Take every line that has the string "games" and copy it out.

** Material provided **
────────────────────
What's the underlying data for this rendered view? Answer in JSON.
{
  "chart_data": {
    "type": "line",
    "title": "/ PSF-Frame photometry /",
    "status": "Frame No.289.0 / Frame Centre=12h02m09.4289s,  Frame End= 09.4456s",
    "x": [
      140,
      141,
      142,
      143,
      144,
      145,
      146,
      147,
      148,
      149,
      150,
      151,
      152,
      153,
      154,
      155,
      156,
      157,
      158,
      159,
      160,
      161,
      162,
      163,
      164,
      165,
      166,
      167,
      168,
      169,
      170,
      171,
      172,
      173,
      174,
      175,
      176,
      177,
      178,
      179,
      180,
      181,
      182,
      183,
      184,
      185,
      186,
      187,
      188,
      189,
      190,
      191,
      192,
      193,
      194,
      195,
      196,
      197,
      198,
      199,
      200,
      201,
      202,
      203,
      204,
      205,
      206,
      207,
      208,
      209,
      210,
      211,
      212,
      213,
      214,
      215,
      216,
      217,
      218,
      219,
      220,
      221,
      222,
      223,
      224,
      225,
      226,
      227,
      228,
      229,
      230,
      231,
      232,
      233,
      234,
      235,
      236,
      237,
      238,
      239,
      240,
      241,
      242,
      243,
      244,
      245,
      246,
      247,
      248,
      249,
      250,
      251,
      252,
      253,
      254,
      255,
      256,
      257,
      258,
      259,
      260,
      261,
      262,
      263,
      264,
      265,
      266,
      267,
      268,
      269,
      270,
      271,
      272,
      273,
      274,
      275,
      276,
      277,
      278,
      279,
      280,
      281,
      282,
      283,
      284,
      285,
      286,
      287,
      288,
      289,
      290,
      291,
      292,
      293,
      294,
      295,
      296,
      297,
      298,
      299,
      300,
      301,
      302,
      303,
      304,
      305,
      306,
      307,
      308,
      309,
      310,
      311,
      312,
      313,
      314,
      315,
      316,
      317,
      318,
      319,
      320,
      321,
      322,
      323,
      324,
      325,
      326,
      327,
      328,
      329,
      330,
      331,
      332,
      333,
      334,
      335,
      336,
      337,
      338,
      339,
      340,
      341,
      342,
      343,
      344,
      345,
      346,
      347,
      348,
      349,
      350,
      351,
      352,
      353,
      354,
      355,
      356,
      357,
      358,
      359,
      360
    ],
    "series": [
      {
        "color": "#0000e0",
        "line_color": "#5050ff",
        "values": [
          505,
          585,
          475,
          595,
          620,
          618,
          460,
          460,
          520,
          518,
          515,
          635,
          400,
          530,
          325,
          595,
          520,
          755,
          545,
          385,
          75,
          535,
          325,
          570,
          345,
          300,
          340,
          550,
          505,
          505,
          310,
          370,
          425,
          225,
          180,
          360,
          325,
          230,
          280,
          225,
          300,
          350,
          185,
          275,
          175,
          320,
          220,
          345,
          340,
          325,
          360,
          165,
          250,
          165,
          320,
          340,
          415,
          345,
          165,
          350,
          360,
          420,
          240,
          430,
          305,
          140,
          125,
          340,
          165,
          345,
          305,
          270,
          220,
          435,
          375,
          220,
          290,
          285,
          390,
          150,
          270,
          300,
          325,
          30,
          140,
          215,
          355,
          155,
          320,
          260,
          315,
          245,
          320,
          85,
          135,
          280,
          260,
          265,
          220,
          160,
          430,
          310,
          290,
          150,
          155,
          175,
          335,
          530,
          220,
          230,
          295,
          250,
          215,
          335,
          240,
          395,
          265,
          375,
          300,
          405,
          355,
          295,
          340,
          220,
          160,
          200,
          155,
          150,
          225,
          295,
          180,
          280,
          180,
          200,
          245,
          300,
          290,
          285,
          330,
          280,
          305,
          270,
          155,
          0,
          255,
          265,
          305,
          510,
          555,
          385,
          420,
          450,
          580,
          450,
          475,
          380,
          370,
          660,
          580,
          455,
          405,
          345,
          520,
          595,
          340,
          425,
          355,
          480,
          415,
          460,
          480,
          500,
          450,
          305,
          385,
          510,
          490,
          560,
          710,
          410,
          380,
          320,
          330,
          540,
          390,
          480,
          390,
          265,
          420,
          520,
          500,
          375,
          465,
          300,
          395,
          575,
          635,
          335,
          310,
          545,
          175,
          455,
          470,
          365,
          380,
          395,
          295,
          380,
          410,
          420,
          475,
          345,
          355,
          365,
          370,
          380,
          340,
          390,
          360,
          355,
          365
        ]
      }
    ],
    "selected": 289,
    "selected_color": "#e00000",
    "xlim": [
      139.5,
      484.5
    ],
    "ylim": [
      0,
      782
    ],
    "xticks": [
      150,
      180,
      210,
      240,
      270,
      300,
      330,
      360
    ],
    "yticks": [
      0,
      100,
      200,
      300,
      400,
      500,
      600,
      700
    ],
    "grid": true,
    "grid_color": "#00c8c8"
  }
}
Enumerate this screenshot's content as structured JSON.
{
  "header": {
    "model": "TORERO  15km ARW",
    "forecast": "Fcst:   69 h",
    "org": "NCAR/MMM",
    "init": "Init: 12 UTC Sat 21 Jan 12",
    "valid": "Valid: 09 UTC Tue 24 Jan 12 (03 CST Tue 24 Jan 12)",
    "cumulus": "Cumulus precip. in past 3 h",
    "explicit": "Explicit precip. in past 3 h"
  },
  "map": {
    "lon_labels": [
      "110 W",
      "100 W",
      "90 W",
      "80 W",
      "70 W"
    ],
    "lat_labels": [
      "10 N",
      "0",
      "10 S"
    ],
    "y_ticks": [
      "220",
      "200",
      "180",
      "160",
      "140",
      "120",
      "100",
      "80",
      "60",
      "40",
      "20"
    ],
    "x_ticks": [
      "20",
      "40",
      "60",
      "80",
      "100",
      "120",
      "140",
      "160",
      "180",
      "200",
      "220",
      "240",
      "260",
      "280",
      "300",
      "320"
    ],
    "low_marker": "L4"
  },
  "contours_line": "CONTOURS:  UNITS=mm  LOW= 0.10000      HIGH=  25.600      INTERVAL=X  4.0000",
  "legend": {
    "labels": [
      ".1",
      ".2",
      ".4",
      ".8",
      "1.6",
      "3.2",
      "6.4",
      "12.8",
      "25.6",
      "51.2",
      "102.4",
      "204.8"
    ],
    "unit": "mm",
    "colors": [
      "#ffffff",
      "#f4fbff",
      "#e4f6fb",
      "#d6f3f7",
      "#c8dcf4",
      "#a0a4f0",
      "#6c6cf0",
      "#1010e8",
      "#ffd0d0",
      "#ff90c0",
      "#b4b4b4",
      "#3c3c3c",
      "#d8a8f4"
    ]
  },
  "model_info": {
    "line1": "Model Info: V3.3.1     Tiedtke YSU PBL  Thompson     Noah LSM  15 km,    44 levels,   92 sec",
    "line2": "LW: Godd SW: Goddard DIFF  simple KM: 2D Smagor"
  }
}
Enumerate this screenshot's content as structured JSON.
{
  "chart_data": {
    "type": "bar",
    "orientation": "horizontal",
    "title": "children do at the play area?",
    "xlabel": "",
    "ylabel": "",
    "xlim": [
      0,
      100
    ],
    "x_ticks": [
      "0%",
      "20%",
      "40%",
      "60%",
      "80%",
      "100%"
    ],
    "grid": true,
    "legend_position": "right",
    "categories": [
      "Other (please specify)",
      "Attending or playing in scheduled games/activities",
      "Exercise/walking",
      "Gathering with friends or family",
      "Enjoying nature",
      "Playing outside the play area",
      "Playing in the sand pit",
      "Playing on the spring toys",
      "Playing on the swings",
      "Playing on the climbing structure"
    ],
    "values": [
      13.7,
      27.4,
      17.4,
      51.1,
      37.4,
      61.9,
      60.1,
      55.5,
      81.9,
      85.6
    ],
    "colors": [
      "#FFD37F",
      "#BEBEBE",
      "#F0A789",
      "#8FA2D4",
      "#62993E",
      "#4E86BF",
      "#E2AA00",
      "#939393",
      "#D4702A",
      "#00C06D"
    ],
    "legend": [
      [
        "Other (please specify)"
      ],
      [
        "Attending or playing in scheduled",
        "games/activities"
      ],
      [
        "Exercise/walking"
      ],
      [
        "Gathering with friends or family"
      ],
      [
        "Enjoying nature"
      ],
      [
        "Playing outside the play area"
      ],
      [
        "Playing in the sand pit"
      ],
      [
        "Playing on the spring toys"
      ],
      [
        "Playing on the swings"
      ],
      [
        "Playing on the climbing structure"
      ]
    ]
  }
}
────────────────────
** Solution for this task **
      "Attending or playing in scheduled games/activities",
        "games/activities"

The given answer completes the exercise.